# Task objective
Repeat each record exactly. Any picture gets left out.

╭─ Data for this exercise

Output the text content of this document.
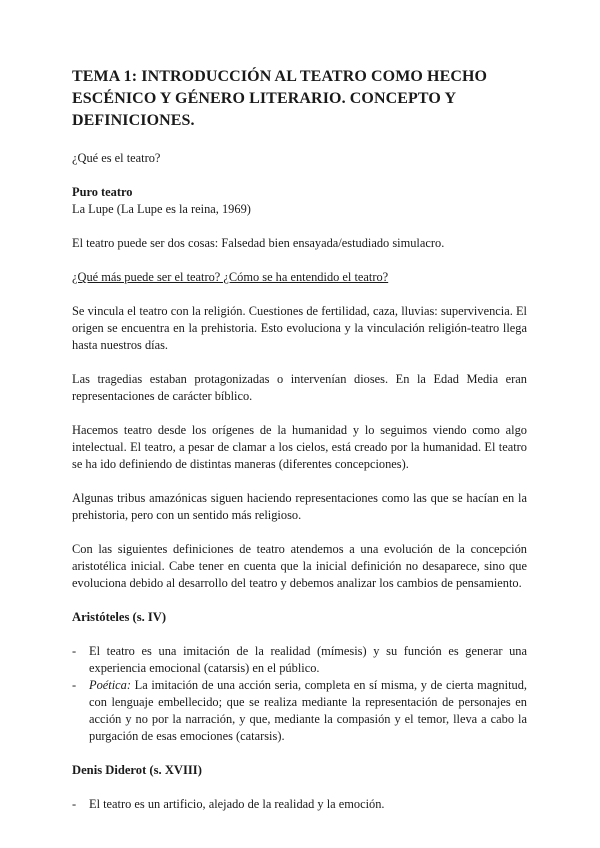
TEMA 1: INTRODUCCIÓN AL TEATRO COMO HECHO ESCÉNICO Y GÉNERO LITERARIO. CONCEPTO Y DEFINICIONES.

¿Qué es el teatro?

Puro teatro

La Lupe (La Lupe es la reina, 1969)

El teatro puede ser dos cosas: Falsedad bien ensayada/estudiado simulacro.

¿Qué más puede ser el teatro? ¿Cómo se ha entendido el teatro?

Se vincula el teatro con la religión. Cuestiones de fertilidad, caza, lluvias: supervivencia. El origen se encuentra en la prehistoria. Esto evoluciona y la vinculación religión-teatro llega hasta nuestros días.

Las tragedias estaban protagonizadas o intervenían dioses. En la Edad Media eran representaciones de carácter bíblico.

Hacemos teatro desde los orígenes de la humanidad y lo seguimos viendo como algo intelectual. El teatro, a pesar de clamar a los cielos, está creado por la humanidad. El teatro se ha ido definiendo de distintas maneras (diferentes concepciones).

Algunas tribus amazónicas siguen haciendo representaciones como las que se hacían en la prehistoria, pero con un sentido más religioso.

Con las siguientes definiciones de teatro atendemos a una evolución de la concepción aristotélica inicial. Cabe tener en cuenta que la inicial definición no desaparece, sino que evoluciona debido al desarrollo del teatro y debemos analizar los cambios de pensamiento.

Aristóteles (s. IV)

- El teatro es una imitación de la realidad (mímesis) y su función es generar una experiencia emocional (catarsis) en el público.
- Poética: La imitación de una acción seria, completa en sí misma, y de cierta magnitud, con lenguaje embellecido; que se realiza mediante la representación de personajes en acción y no por la narración, y que, mediante la compasión y el temor, lleva a cabo la purgación de esas emociones (catarsis).

Denis Diderot (s. XVIII)

- El teatro es un artificio, alejado de la realidad y la emoción.
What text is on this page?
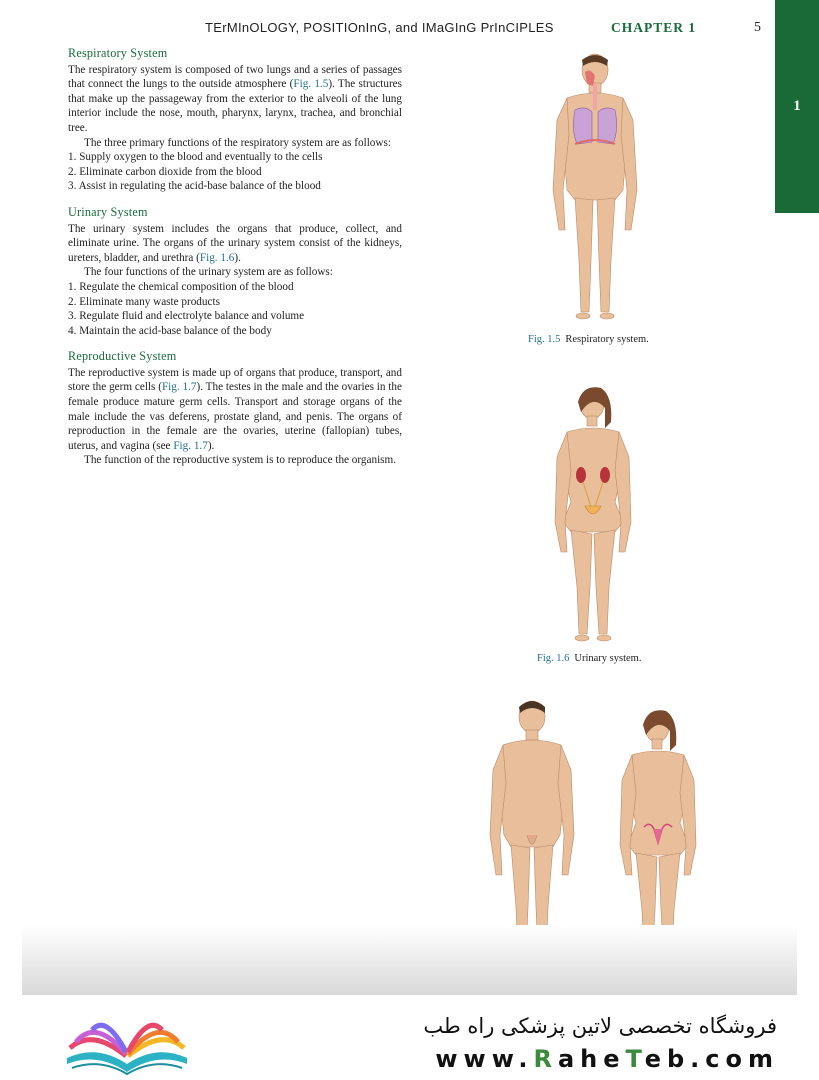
TErMInOLOGY, POSITIOnInG, and IMaGInG PrInCIPLES	CHAPTER 1	5
1
Respiratory System

The respiratory system is composed of two lungs and a series of passages that connect the lungs to the outside atmosphere (Fig. 1.5). The structures that make up the passageway from the exterior to the alveoli of the lung interior include the nose, mouth, pharynx, larynx, trachea, and bronchial tree.

The three primary functions of the respiratory system are as follows:

1. Supply oxygen to the blood and eventually to the cells
2. Eliminate carbon dioxide from the blood
3. Assist in regulating the acid-base balance of the blood
Urinary System

The urinary system includes the organs that produce, collect, and eliminate urine. The organs of the urinary system consist of the kidneys, ureters, bladder, and urethra (Fig. 1.6).

The four functions of the urinary system are as follows:

1. Regulate the chemical composition of the blood
2. Eliminate many waste products
3. Regulate fluid and electrolyte balance and volume
4. Maintain the acid-base balance of the body
Reproductive System

The reproductive system is made up of organs that produce, transport, and store the germ cells (Fig. 1.7). The testes in the male and the ovaries in the female produce mature germ cells. Transport and storage organs of the male include the vas deferens, prostate gland, and penis. The organs of reproduction in the female are the ovaries, uterine (fallopian) tubes, uterus, and vagina (see Fig. 1.7).

The function of the reproductive system is to reproduce the organism.

Fig. 1.5 Respiratory system.
Fig. 1.6 Urinary system.
فروشگاه تخصصی لاتین پزشکی راه طب
www.RaheTeb.com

╰─

# Your response
Output the text content of this document.
TEMA 1: INTRODUCCIÓN AL TEATRO COMO HECHO ESCÉNICO Y GÉNERO LITERARIO. CONCEPTO Y DEFINICIONES.

¿Qué es el teatro?

Puro teatro

La Lupe (La Lupe es la reina, 1969)

El teatro puede ser dos cosas: Falsedad bien ensayada/estudiado simulacro.

¿Qué más puede ser el teatro? ¿Cómo se ha entendido el teatro?

Se vincula el teatro con la religión. Cuestiones de fertilidad, caza, lluvias: supervivencia. El origen se encuentra en la prehistoria. Esto evoluciona y la vinculación religión-teatro llega hasta nuestros días.

Las tragedias estaban protagonizadas o intervenían dioses. En la Edad Media eran representaciones de carácter bíblico.

Hacemos teatro desde los orígenes de la humanidad y lo seguimos viendo como algo intelectual. El teatro, a pesar de clamar a los cielos, está creado por la humanidad. El teatro se ha ido definiendo de distintas maneras (diferentes concepciones).

Algunas tribus amazónicas siguen haciendo representaciones como las que se hacían en la prehistoria, pero con un sentido más religioso.

Con las siguientes definiciones de teatro atendemos a una evolución de la concepción aristotélica inicial. Cabe tener en cuenta que la inicial definición no desaparece, sino que evoluciona debido al desarrollo del teatro y debemos analizar los cambios de pensamiento.

Aristóteles (s. IV)

- El teatro es una imitación de la realidad (mímesis) y su función es generar una experiencia emocional (catarsis) en el público.
- Poética: La imitación de una acción seria, completa en sí misma, y de cierta magnitud, con lenguaje embellecido; que se realiza mediante la representación de personajes en acción y no por la narración, y que, mediante la compasión y el temor, lleva a cabo la purgación de esas emociones (catarsis).

Denis Diderot (s. XVIII)

- El teatro es un artificio, alejado de la realidad y la emoción.
What text is on this page?
TErMInOLOGY, POSITIOnInG, and IMaGInG PrInCIPLES	CHAPTER 1	5
1
Respiratory System

The respiratory system is composed of two lungs and a series of passages that connect the lungs to the outside atmosphere (Fig. 1.5). The structures that make up the passageway from the exterior to the alveoli of the lung interior include the nose, mouth, pharynx, larynx, trachea, and bronchial tree.

The three primary functions of the respiratory system are as follows:

1. Supply oxygen to the blood and eventually to the cells
2. Eliminate carbon dioxide from the blood
3. Assist in regulating the acid-base balance of the blood
Urinary System

The urinary system includes the organs that produce, collect, and eliminate urine. The organs of the urinary system consist of the kidneys, ureters, bladder, and urethra (Fig. 1.6).

The four functions of the urinary system are as follows:

1. Regulate the chemical composition of the blood
2. Eliminate many waste products
3. Regulate fluid and electrolyte balance and volume
4. Maintain the acid-base balance of the body
Reproductive System

The reproductive system is made up of organs that produce, transport, and store the germ cells (Fig. 1.7). The testes in the male and the ovaries in the female produce mature germ cells. Transport and storage organs of the male include the vas deferens, prostate gland, and penis. The organs of reproduction in the female are the ovaries, uterine (fallopian) tubes, uterus, and vagina (see Fig. 1.7).

The function of the reproductive system is to reproduce the organism.

Fig. 1.5 Respiratory system.
Fig. 1.6 Urinary system.
فروشگاه تخصصی لاتین پزشکی راه طب
www.RaheTeb.com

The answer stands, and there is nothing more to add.